----- Material supplied -----
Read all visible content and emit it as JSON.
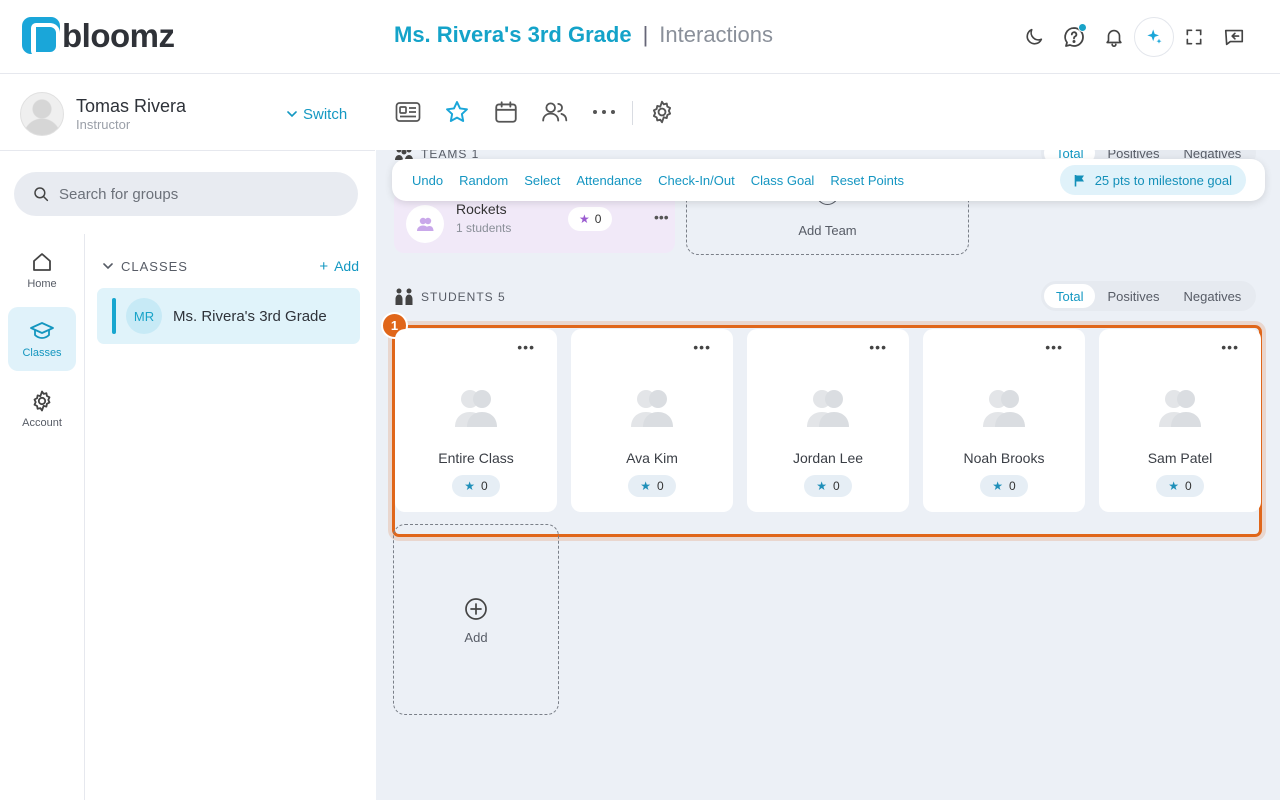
{
  "app": {
    "brand": "bloomz"
  },
  "header": {
    "class_name": "Ms. Rivera's 3rd Grade",
    "separator": "|",
    "page": "Interactions"
  },
  "profile": {
    "name": "Tomas Rivera",
    "role": "Instructor",
    "switch_label": "Switch"
  },
  "search": {
    "placeholder": "Search for groups"
  },
  "nav": [
    {
      "label": "Home",
      "icon": "home-icon"
    },
    {
      "label": "Classes",
      "icon": "graduation-cap-icon",
      "active": true
    },
    {
      "label": "Account",
      "icon": "gear-icon"
    }
  ],
  "classes": {
    "title": "CLASSES",
    "add_label": "Add",
    "items": [
      {
        "initials": "MR",
        "name": "Ms. Rivera's 3rd Grade"
      }
    ]
  },
  "actions": [
    "Undo",
    "Random",
    "Select",
    "Attendance",
    "Check-In/Out",
    "Class Goal",
    "Reset Points"
  ],
  "milestone": "25 pts to milestone goal",
  "teams": {
    "label": "TEAMS 1",
    "filters": [
      "Total",
      "Positives",
      "Negatives"
    ],
    "items": [
      {
        "name": "Rockets",
        "sub": "1 students",
        "points": "0"
      }
    ],
    "add_label": "Add Team"
  },
  "students": {
    "label": "STUDENTS 5",
    "filters": [
      "Total",
      "Positives",
      "Negatives"
    ],
    "selected_filter": "Total",
    "highlight_number": "1",
    "items": [
      {
        "name": "Entire Class",
        "points": "0"
      },
      {
        "name": "Ava Kim",
        "points": "0"
      },
      {
        "name": "Jordan Lee",
        "points": "0"
      },
      {
        "name": "Noah Brooks",
        "points": "0"
      },
      {
        "name": "Sam Patel",
        "points": "0"
      }
    ],
    "add_label": "Add"
  },
  "colors": {
    "accent": "#14a3c9",
    "highlight": "#e0661a",
    "team": "#9a5bd0"
  }
}
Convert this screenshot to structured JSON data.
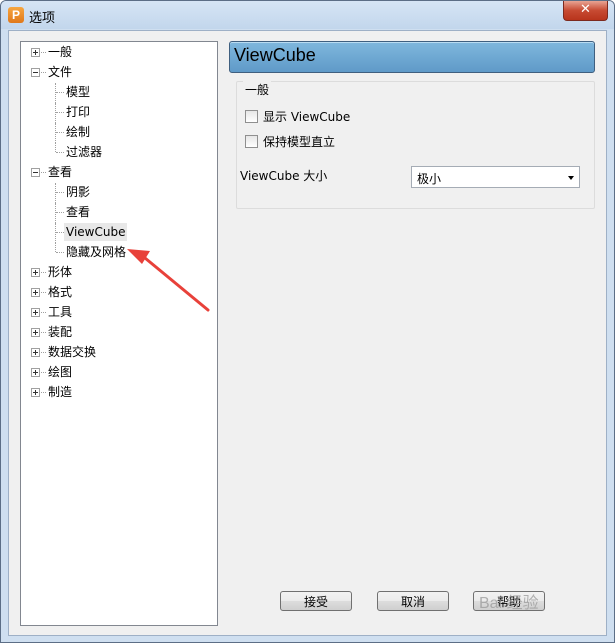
{
  "window": {
    "title": "选项",
    "app_icon_letter": "P",
    "close_glyph": "✕"
  },
  "tree": {
    "items": [
      {
        "label": "一般",
        "level": 0,
        "expander": "plus"
      },
      {
        "label": "文件",
        "level": 0,
        "expander": "minus"
      },
      {
        "label": "模型",
        "level": 1
      },
      {
        "label": "打印",
        "level": 1
      },
      {
        "label": "绘制",
        "level": 1
      },
      {
        "label": "过滤器",
        "level": 1
      },
      {
        "label": "查看",
        "level": 0,
        "expander": "minus"
      },
      {
        "label": "阴影",
        "level": 1
      },
      {
        "label": "查看",
        "level": 1
      },
      {
        "label": "ViewCube",
        "level": 1,
        "selected": true
      },
      {
        "label": "隐藏及网格",
        "level": 1
      },
      {
        "label": "形体",
        "level": 0,
        "expander": "plus"
      },
      {
        "label": "格式",
        "level": 0,
        "expander": "plus"
      },
      {
        "label": "工具",
        "level": 0,
        "expander": "plus"
      },
      {
        "label": "装配",
        "level": 0,
        "expander": "plus"
      },
      {
        "label": "数据交换",
        "level": 0,
        "expander": "plus"
      },
      {
        "label": "绘图",
        "level": 0,
        "expander": "plus"
      },
      {
        "label": "制造",
        "level": 0,
        "expander": "plus"
      }
    ]
  },
  "panel": {
    "header": "ViewCube",
    "group_title": "一般",
    "show_viewcube": {
      "label": "显示 ViewCube",
      "checked": false
    },
    "keep_upright": {
      "label": "保持模型直立",
      "checked": false
    },
    "size_label": "ViewCube 大小",
    "size_value": "极小"
  },
  "buttons": {
    "accept": "接受",
    "cancel": "取消",
    "help": "帮助"
  },
  "annotation": {
    "arrow_color": "#e8413a"
  },
  "watermark": "Bai 经验"
}
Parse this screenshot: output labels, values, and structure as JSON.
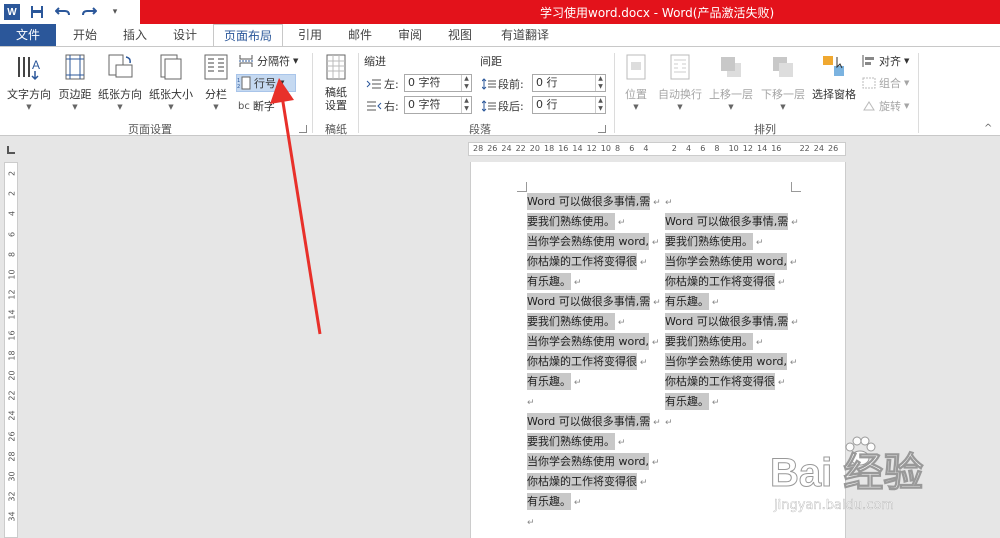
{
  "window": {
    "title": "学习使用word.docx - Word(产品激活失败)",
    "app_logo": "W"
  },
  "qat": {
    "icons": [
      "word-logo",
      "save-icon",
      "undo-icon",
      "redo-icon",
      "customize-icon"
    ]
  },
  "tabs": [
    {
      "label": "文件"
    },
    {
      "label": "开始"
    },
    {
      "label": "插入"
    },
    {
      "label": "设计"
    },
    {
      "label": "页面布局",
      "active": true
    },
    {
      "label": "引用"
    },
    {
      "label": "邮件"
    },
    {
      "label": "审阅"
    },
    {
      "label": "视图"
    },
    {
      "label": "有道翻译"
    }
  ],
  "ribbon": {
    "page_setup": {
      "label": "页面设置",
      "text_direction": "文字方向",
      "margins": "页边距",
      "orientation": "纸张方向",
      "size": "纸张大小",
      "columns": "分栏",
      "breaks": "分隔符",
      "line_numbers": "行号",
      "hyphenation": "断字"
    },
    "draft": {
      "label": "稿纸",
      "settings": "稿纸设置"
    },
    "paragraph": {
      "label": "段落",
      "indent": "缩进",
      "spacing": "间距",
      "left_label": "左:",
      "right_label": "右:",
      "before_label": "段前:",
      "after_label": "段后:",
      "left_value": "0 字符",
      "right_value": "0 字符",
      "before_value": "0 行",
      "after_value": "0 行"
    },
    "arrange": {
      "label": "排列",
      "position": "位置",
      "wrap": "自动换行",
      "bring_forward": "上移一层",
      "send_backward": "下移一层",
      "selection_pane": "选择窗格",
      "align": "对齐",
      "group": "组合",
      "rotate": "旋转"
    }
  },
  "ruler": {
    "h_ticks": [
      "28",
      "26",
      "24",
      "22",
      "20",
      "18",
      "16",
      "14",
      "12",
      "10",
      "8",
      "6",
      "4",
      "",
      "2",
      "4",
      "6",
      "8",
      "10",
      "12",
      "14",
      "16",
      "",
      "22",
      "24",
      "26"
    ],
    "v_ticks": [
      "2",
      "2",
      "4",
      "6",
      "8",
      "10",
      "12",
      "14",
      "16",
      "18",
      "20",
      "22",
      "24",
      "26",
      "28",
      "30",
      "32",
      "34"
    ]
  },
  "document": {
    "col1": [
      "Word 可以做很多事情,需",
      "要我们熟练使用。",
      "当你学会熟练使用 word,",
      "你枯燥的工作将变得很",
      "有乐趣。",
      "Word 可以做很多事情,需",
      "要我们熟练使用。",
      "当你学会熟练使用 word,",
      "你枯燥的工作将变得很",
      "有乐趣。",
      "",
      "Word 可以做很多事情,需",
      "要我们熟练使用。",
      "当你学会熟练使用 word,",
      "你枯燥的工作将变得很",
      "有乐趣。",
      ""
    ],
    "col2": [
      "",
      "Word 可以做很多事情,需",
      "要我们熟练使用。",
      "当你学会熟练使用 word,",
      "你枯燥的工作将变得很",
      "有乐趣。",
      "Word 可以做很多事情,需",
      "要我们熟练使用。",
      "当你学会熟练使用 word,",
      "你枯燥的工作将变得很",
      "有乐趣。",
      ""
    ],
    "para_mark": "↵"
  },
  "watermark": {
    "main": "Bai 经验",
    "sub": "jingyan.baidu.com"
  },
  "colors": {
    "title_red": "#e3121b",
    "file_tab": "#2b579a",
    "annotation_arrow": "#e8302a",
    "selection_highlight": "#c8c8c8"
  }
}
-----
## [Exercise description]
Look through the records above and report how many lines hold the word "Rivera", giving only the number.

## [Correct result]
3